[Set problem] Without the images, output each record below as it stands.

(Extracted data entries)
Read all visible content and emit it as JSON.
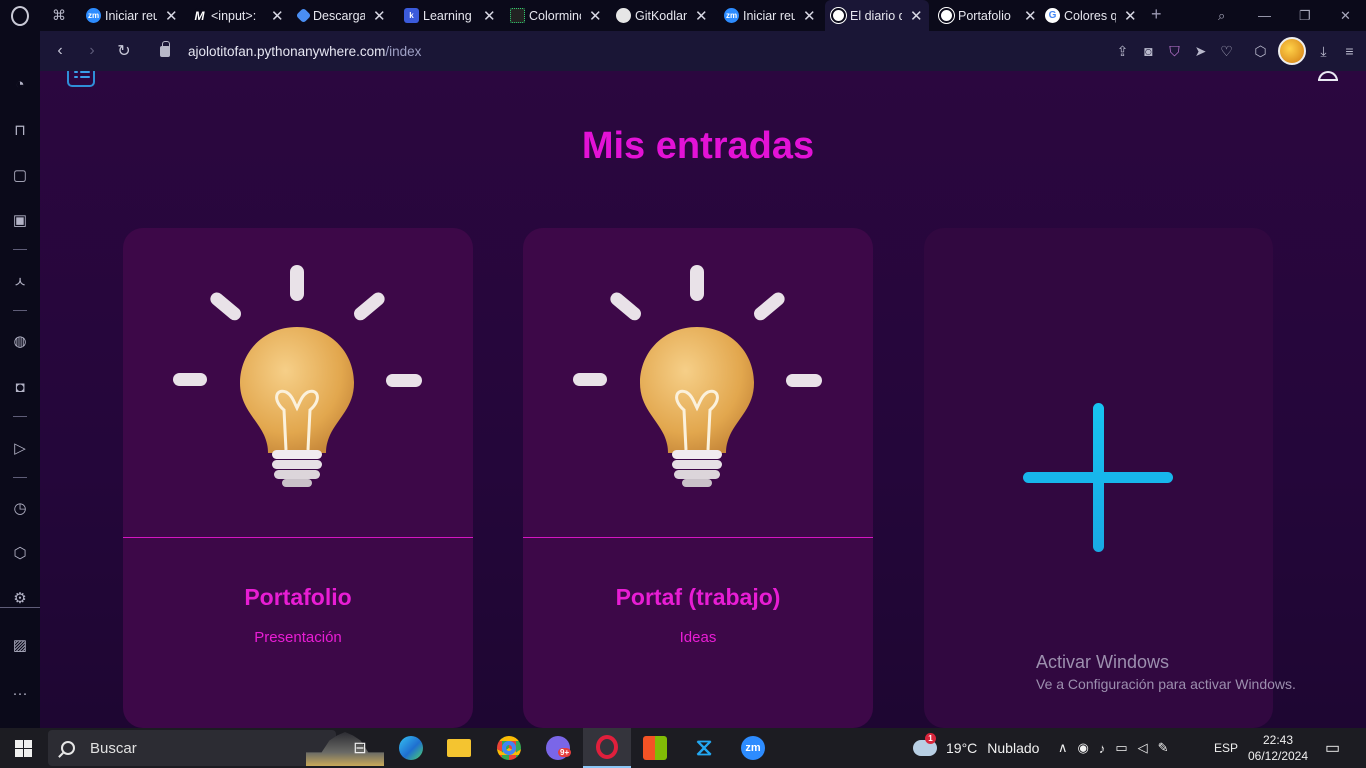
{
  "browser": {
    "tabs": [
      {
        "title": "Iniciar reu",
        "favicon": "zoom-icon",
        "color": "#2d8cff",
        "badge": "zm"
      },
      {
        "title": "<input>:",
        "favicon": "mdn-icon",
        "color": "#0b0a1a",
        "badge": "M"
      },
      {
        "title": "Descargar",
        "favicon": "heart-icon",
        "color": "#4a8ef2",
        "badge": ""
      },
      {
        "title": "Learning",
        "favicon": "k-icon",
        "color": "#3b5bdb",
        "badge": "k"
      },
      {
        "title": "Colorminc",
        "favicon": "colormind-icon",
        "color": "#222",
        "badge": ""
      },
      {
        "title": "GitKodlan",
        "favicon": "github-icon",
        "color": "#e6e6e6",
        "badge": ""
      },
      {
        "title": "Iniciar reu",
        "favicon": "zoom-icon",
        "color": "#2d8cff",
        "badge": "zm"
      },
      {
        "title": "El diario d",
        "favicon": "globe-icon",
        "color": "#ffffff",
        "badge": ""
      },
      {
        "title": "Portafolio",
        "favicon": "globe-icon",
        "color": "#ffffff",
        "badge": ""
      },
      {
        "title": "Colores q",
        "favicon": "google-icon",
        "color": "#ffffff",
        "badge": "G"
      }
    ],
    "url_host": "ajolotitofan.pythonanywhere.com",
    "url_path": "/index"
  },
  "page": {
    "title": "Mis entradas",
    "cards": [
      {
        "title": "Portafolio",
        "subtitle": "Presentación"
      },
      {
        "title": "Portaf (trabajo)",
        "subtitle": "Ideas"
      }
    ],
    "add_card_icon": "plus-icon"
  },
  "overlay": {
    "activate_title": "Activar Windows",
    "activate_sub": "Ve a Configuración para activar Windows."
  },
  "taskbar": {
    "search_placeholder": "Buscar",
    "weather_badge": "1",
    "temperature": "19°C",
    "weather": "Nublado",
    "language": "ESP",
    "time": "22:43",
    "date": "06/12/2024",
    "discord_badge": "9+"
  },
  "colors": {
    "accent_magenta": "#e312d6",
    "plus_cyan": "#17b6ec",
    "card_bg": "#3d0848",
    "page_bg": "#2b073f"
  }
}
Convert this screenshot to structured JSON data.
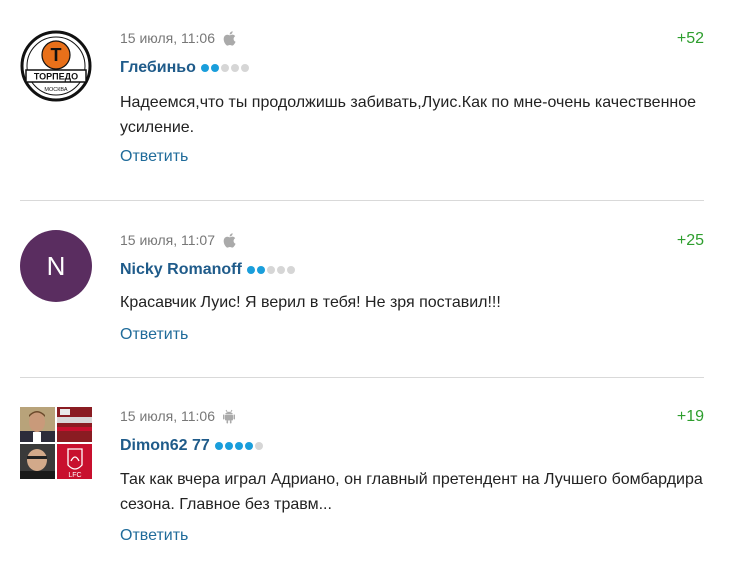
{
  "comments": [
    {
      "time": "15 июля, 11:06",
      "device": "apple-icon",
      "author": "Глебиньо",
      "rating_level": 2,
      "rating_max": 5,
      "score": "+52",
      "text": "Надеемся,что ты продолжишь забивать,Луис.Как по мне-очень качественное усиление.",
      "reply_label": "Ответить",
      "avatar": {
        "type": "club-logo",
        "letter": "Т",
        "name": "ТОРПЕДО",
        "city": "МОСКВА",
        "colors": {
          "primary": "#111111",
          "accent": "#e8701a"
        }
      }
    },
    {
      "time": "15 июля, 11:07",
      "device": "apple-icon",
      "author": "Nicky Romanoff",
      "rating_level": 2,
      "rating_max": 5,
      "score": "+25",
      "text": "Красавчик Луис! Я верил в тебя! Не зря поставил!!!",
      "reply_label": "Ответить",
      "avatar": {
        "type": "initial",
        "letter": "N",
        "colors": {
          "background": "#5a2d60",
          "text": "#ffffff"
        }
      }
    },
    {
      "time": "15 июля, 11:06",
      "device": "android-icon",
      "author": "Dimon62 77",
      "rating_level": 4,
      "rating_max": 5,
      "score": "+19",
      "text": "Так как вчера играл Адриано, он главный претендент на Лучшего бомбардира сезона. Главное без травм...",
      "reply_label": "Ответить",
      "avatar": {
        "type": "photo-collage",
        "text": "LFC",
        "colors": {
          "red": "#c8102e",
          "skin": "#c99a7a"
        }
      }
    }
  ],
  "colors": {
    "author": "#1f5b8a",
    "score": "#2e9e2e",
    "meta": "#777777",
    "reply": "#1f6b9a",
    "rating_on": "#1a9edb",
    "rating_off": "#d6d6d6"
  }
}
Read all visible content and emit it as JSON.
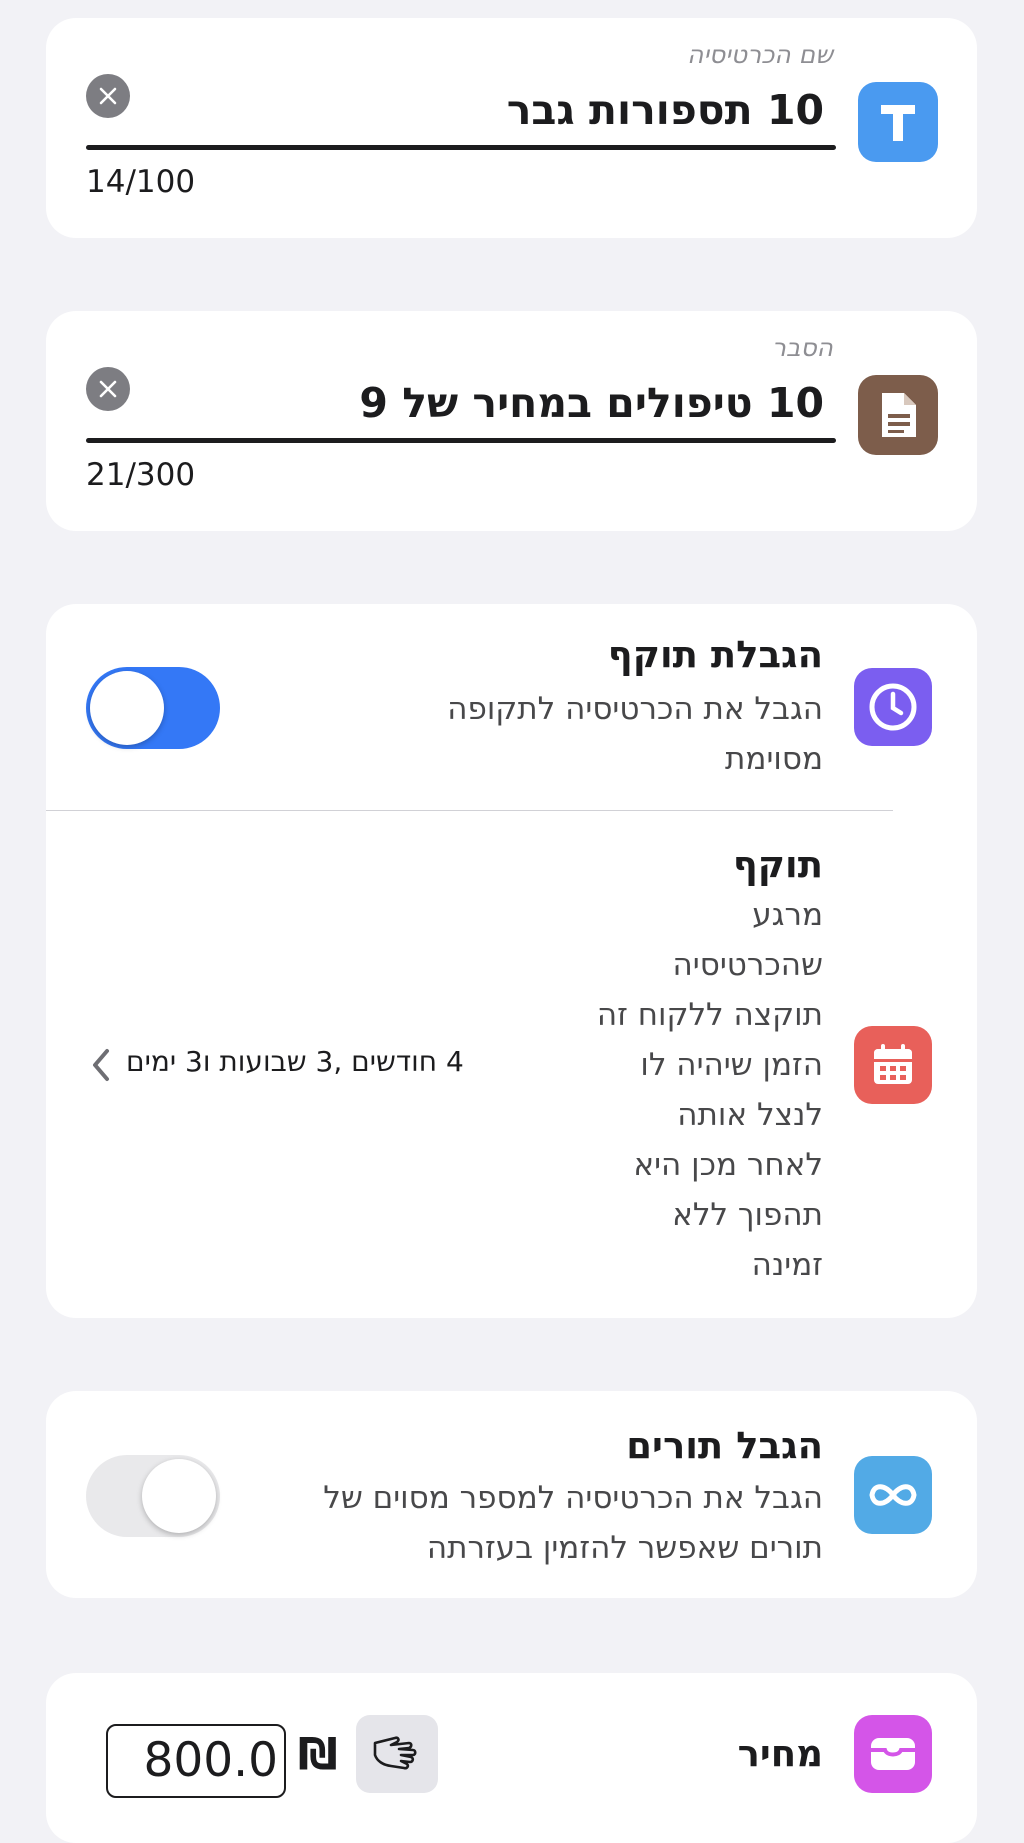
{
  "card_name": {
    "label": "שם הכרטיסיה",
    "value": "10 תספורות גבר",
    "counter": "14/100",
    "icon": "text-t-icon",
    "icon_color": "#4a9af0"
  },
  "description": {
    "label": "הסבר",
    "value": "10 טיפולים במחיר של 9",
    "counter": "21/300",
    "icon": "document-icon",
    "icon_color": "#7d5d4b"
  },
  "validity_limit": {
    "title": "הגבלת תוקף",
    "description": "הגבל את הכרטיסיה לתקופה מסוימת",
    "enabled": true,
    "icon": "clock-icon",
    "icon_color": "#7b5ef0"
  },
  "validity": {
    "title": "תוקף",
    "description": "מרגע\nשהכרטיסיה\nתוקצה ללקוח זה\nהזמן שיהיה לו\nלנצל אותה\nלאחר מכן היא\nתהפוך ללא\nזמינה",
    "value": "4 חודשים ,3 שבועות ו3 ימים",
    "icon": "calendar-icon",
    "icon_color": "#e8605a"
  },
  "appointments_limit": {
    "title": "הגבל תורים",
    "description": "הגבל את הכרטיסיה למספר מסוים של תורים שאפשר להזמין בעזרתה",
    "enabled": false,
    "icon": "infinity-icon",
    "icon_color": "#52aae6"
  },
  "price": {
    "title": "מחיר",
    "currency": "₪",
    "value": "800.0",
    "icon": "wallet-icon",
    "icon_color": "#d455e8"
  },
  "colors": {
    "background": "#f2f2f6",
    "toggle_on": "#3478f6"
  }
}
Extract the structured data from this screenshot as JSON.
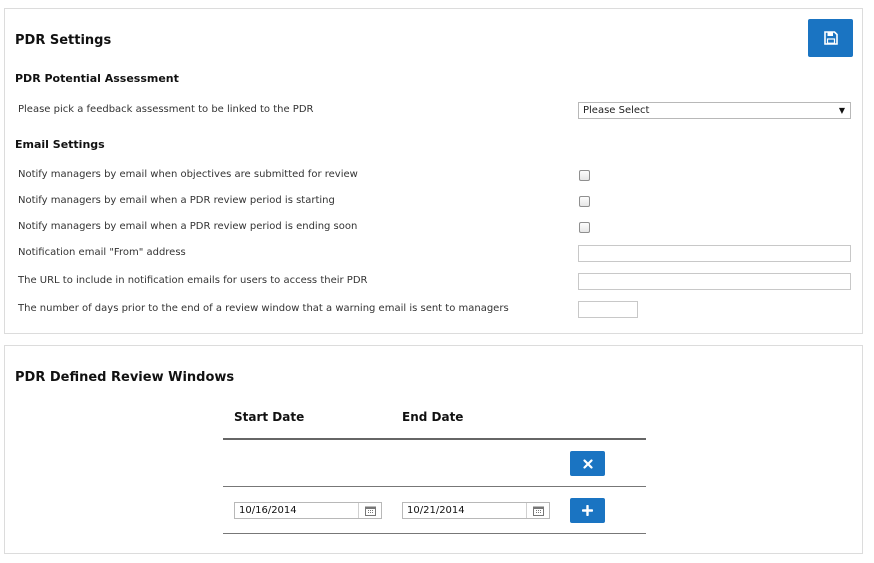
{
  "settings": {
    "title": "PDR Settings",
    "save_icon": "floppy-disk-icon",
    "assessment_section": "PDR Potential Assessment",
    "assessment_label": "Please pick a feedback assessment to be linked to the PDR",
    "assessment_selected": "Please Select",
    "email_section": "Email Settings",
    "notify_submitted": "Notify managers by email when objectives are submitted for review",
    "notify_starting": "Notify managers by email when a PDR review period is starting",
    "notify_ending": "Notify managers by email when a PDR review period is ending soon",
    "from_address_label": "Notification email \"From\" address",
    "from_address_value": "",
    "url_label": "The URL to include in notification emails for users to access their PDR",
    "url_value": "",
    "days_label": "The number of days prior to the end of a review window that a warning email is sent to managers",
    "days_value": ""
  },
  "windows": {
    "title": "PDR Defined Review Windows",
    "col_start": "Start Date",
    "col_end": "End Date",
    "new_start": "10/16/2014",
    "new_end": "10/21/2014"
  },
  "colors": {
    "accent": "#1a74c2",
    "border": "#dcdcdc"
  }
}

[Written answer]
Read all visible content and emit it as JSON.
{
  "browser": {
    "tabs": [
      {
        "title": "Iniciar reu",
        "favicon": "zoom-icon",
        "color": "#2d8cff",
        "badge": "zm"
      },
      {
        "title": "<input>:",
        "favicon": "mdn-icon",
        "color": "#0b0a1a",
        "badge": "M"
      },
      {
        "title": "Descargar",
        "favicon": "heart-icon",
        "color": "#4a8ef2",
        "badge": ""
      },
      {
        "title": "Learning",
        "favicon": "k-icon",
        "color": "#3b5bdb",
        "badge": "k"
      },
      {
        "title": "Colorminc",
        "favicon": "colormind-icon",
        "color": "#222",
        "badge": ""
      },
      {
        "title": "GitKodlan",
        "favicon": "github-icon",
        "color": "#e6e6e6",
        "badge": ""
      },
      {
        "title": "Iniciar reu",
        "favicon": "zoom-icon",
        "color": "#2d8cff",
        "badge": "zm"
      },
      {
        "title": "El diario d",
        "favicon": "globe-icon",
        "color": "#ffffff",
        "badge": ""
      },
      {
        "title": "Portafolio",
        "favicon": "globe-icon",
        "color": "#ffffff",
        "badge": ""
      },
      {
        "title": "Colores q",
        "favicon": "google-icon",
        "color": "#ffffff",
        "badge": "G"
      }
    ],
    "url_host": "ajolotitofan.pythonanywhere.com",
    "url_path": "/index"
  },
  "page": {
    "title": "Mis entradas",
    "cards": [
      {
        "title": "Portafolio",
        "subtitle": "Presentación"
      },
      {
        "title": "Portaf (trabajo)",
        "subtitle": "Ideas"
      }
    ],
    "add_card_icon": "plus-icon"
  },
  "overlay": {
    "activate_title": "Activar Windows",
    "activate_sub": "Ve a Configuración para activar Windows."
  },
  "taskbar": {
    "search_placeholder": "Buscar",
    "weather_badge": "1",
    "temperature": "19°C",
    "weather": "Nublado",
    "language": "ESP",
    "time": "22:43",
    "date": "06/12/2024",
    "discord_badge": "9+"
  },
  "colors": {
    "accent_magenta": "#e312d6",
    "plus_cyan": "#17b6ec",
    "card_bg": "#3d0848",
    "page_bg": "#2b073f"
  }
}
Convert this screenshot to structured JSON data.
{
  "comments": [
    {
      "time": "15 июля, 11:06",
      "device": "apple-icon",
      "author": "Глебиньо",
      "rating_level": 2,
      "rating_max": 5,
      "score": "+52",
      "text": "Надеемся,что ты продолжишь забивать,Луис.Как по мне-очень качественное усиление.",
      "reply_label": "Ответить",
      "avatar": {
        "type": "club-logo",
        "letter": "Т",
        "name": "ТОРПЕДО",
        "city": "МОСКВА",
        "colors": {
          "primary": "#111111",
          "accent": "#e8701a"
        }
      }
    },
    {
      "time": "15 июля, 11:07",
      "device": "apple-icon",
      "author": "Nicky Romanoff",
      "rating_level": 2,
      "rating_max": 5,
      "score": "+25",
      "text": "Красавчик Луис! Я верил в тебя! Не зря поставил!!!",
      "reply_label": "Ответить",
      "avatar": {
        "type": "initial",
        "letter": "N",
        "colors": {
          "background": "#5a2d60",
          "text": "#ffffff"
        }
      }
    },
    {
      "time": "15 июля, 11:06",
      "device": "android-icon",
      "author": "Dimon62 77",
      "rating_level": 4,
      "rating_max": 5,
      "score": "+19",
      "text": "Так как вчера играл Адриано, он главный претендент на Лучшего бомбардира сезона. Главное без травм...",
      "reply_label": "Ответить",
      "avatar": {
        "type": "photo-collage",
        "text": "LFC",
        "colors": {
          "red": "#c8102e",
          "skin": "#c99a7a"
        }
      }
    }
  ],
  "colors": {
    "author": "#1f5b8a",
    "score": "#2e9e2e",
    "meta": "#777777",
    "reply": "#1f6b9a",
    "rating_on": "#1a9edb",
    "rating_off": "#d6d6d6"
  }
}
Read all visible content and emit it as JSON.
{
  "card_name": {
    "label": "שם הכרטיסיה",
    "value": "10 תספורות גבר",
    "counter": "14/100",
    "icon": "text-t-icon",
    "icon_color": "#4a9af0"
  },
  "description": {
    "label": "הסבר",
    "value": "10 טיפולים במחיר של 9",
    "counter": "21/300",
    "icon": "document-icon",
    "icon_color": "#7d5d4b"
  },
  "validity_limit": {
    "title": "הגבלת תוקף",
    "description": "הגבל את הכרטיסיה לתקופה מסוימת",
    "enabled": true,
    "icon": "clock-icon",
    "icon_color": "#7b5ef0"
  },
  "validity": {
    "title": "תוקף",
    "description": "מרגע\nשהכרטיסיה\nתוקצה ללקוח זה\nהזמן שיהיה לו\nלנצל אותה\nלאחר מכן היא\nתהפוך ללא\nזמינה",
    "value": "4 חודשים ,3 שבועות ו3 ימים",
    "icon": "calendar-icon",
    "icon_color": "#e8605a"
  },
  "appointments_limit": {
    "title": "הגבל תורים",
    "description": "הגבל את הכרטיסיה למספר מסוים של תורים שאפשר להזמין בעזרתה",
    "enabled": false,
    "icon": "infinity-icon",
    "icon_color": "#52aae6"
  },
  "price": {
    "title": "מחיר",
    "currency": "₪",
    "value": "800.0",
    "icon": "wallet-icon",
    "icon_color": "#d455e8"
  },
  "colors": {
    "background": "#f2f2f6",
    "toggle_on": "#3478f6"
  }
}
Extract the structured data from this screenshot as JSON.
{
  "settings": {
    "title": "PDR Settings",
    "save_icon": "floppy-disk-icon",
    "assessment_section": "PDR Potential Assessment",
    "assessment_label": "Please pick a feedback assessment to be linked to the PDR",
    "assessment_selected": "Please Select",
    "email_section": "Email Settings",
    "notify_submitted": "Notify managers by email when objectives are submitted for review",
    "notify_starting": "Notify managers by email when a PDR review period is starting",
    "notify_ending": "Notify managers by email when a PDR review period is ending soon",
    "from_address_label": "Notification email \"From\" address",
    "from_address_value": "",
    "url_label": "The URL to include in notification emails for users to access their PDR",
    "url_value": "",
    "days_label": "The number of days prior to the end of a review window that a warning email is sent to managers",
    "days_value": ""
  },
  "windows": {
    "title": "PDR Defined Review Windows",
    "col_start": "Start Date",
    "col_end": "End Date",
    "new_start": "10/16/2014",
    "new_end": "10/21/2014"
  },
  "colors": {
    "accent": "#1a74c2",
    "border": "#dcdcdc"
  }
}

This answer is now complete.